- _What is required_
Your task is to count the lines of the entries below that include the word "which" and to give only the resulting number.

*** Data lines ***

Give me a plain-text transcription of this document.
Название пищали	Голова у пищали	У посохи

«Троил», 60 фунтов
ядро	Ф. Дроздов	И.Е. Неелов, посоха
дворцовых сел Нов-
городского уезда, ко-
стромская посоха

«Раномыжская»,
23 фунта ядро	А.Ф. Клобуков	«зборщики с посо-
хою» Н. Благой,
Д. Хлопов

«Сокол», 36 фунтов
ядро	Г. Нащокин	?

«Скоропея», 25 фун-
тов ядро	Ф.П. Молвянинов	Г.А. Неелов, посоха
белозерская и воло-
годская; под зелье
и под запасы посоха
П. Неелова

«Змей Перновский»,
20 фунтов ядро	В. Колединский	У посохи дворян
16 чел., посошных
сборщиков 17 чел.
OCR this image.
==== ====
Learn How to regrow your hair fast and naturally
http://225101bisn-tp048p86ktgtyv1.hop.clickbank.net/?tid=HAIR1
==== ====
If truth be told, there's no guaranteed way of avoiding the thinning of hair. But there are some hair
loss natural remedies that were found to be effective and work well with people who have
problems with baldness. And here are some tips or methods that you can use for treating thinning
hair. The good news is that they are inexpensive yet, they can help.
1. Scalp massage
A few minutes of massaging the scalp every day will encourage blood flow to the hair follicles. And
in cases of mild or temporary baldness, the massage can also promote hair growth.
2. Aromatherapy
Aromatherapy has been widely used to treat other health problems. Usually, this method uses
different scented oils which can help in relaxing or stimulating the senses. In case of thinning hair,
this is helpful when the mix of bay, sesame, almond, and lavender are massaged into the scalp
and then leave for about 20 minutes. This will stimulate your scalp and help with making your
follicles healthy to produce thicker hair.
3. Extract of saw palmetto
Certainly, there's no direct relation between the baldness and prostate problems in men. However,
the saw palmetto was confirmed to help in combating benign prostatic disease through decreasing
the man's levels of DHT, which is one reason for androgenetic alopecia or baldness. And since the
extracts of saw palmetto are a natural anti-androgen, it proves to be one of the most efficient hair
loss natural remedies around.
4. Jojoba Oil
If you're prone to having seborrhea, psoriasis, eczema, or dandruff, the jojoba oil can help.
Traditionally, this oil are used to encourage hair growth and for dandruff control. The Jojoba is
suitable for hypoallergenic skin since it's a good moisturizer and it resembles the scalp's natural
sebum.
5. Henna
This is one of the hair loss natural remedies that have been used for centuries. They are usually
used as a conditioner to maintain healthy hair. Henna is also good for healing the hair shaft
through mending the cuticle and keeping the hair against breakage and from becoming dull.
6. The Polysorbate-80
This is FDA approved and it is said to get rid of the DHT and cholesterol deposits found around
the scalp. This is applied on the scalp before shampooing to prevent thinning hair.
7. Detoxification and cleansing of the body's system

***
*** Data lines ***

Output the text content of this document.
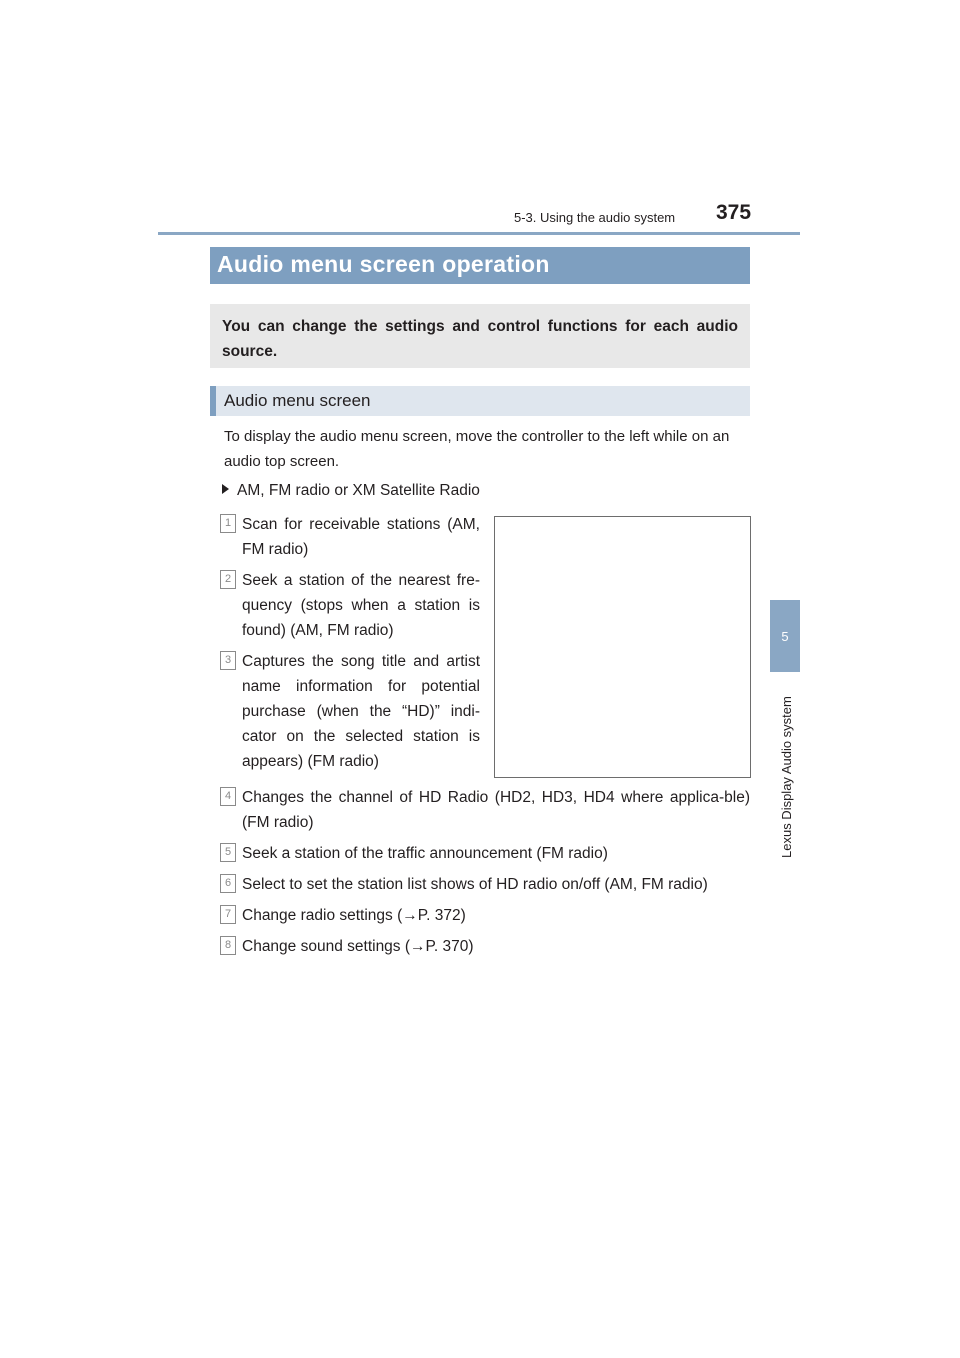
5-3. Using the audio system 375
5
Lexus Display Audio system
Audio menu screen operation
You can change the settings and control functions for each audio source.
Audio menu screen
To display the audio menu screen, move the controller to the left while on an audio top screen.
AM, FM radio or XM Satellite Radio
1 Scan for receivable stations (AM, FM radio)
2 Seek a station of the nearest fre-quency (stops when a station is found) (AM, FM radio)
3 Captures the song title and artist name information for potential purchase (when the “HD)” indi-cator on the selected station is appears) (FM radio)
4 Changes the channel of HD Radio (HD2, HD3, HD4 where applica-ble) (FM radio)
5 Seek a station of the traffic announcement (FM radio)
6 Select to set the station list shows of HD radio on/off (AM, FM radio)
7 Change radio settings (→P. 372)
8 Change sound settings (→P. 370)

***

- _Answer to this task_
2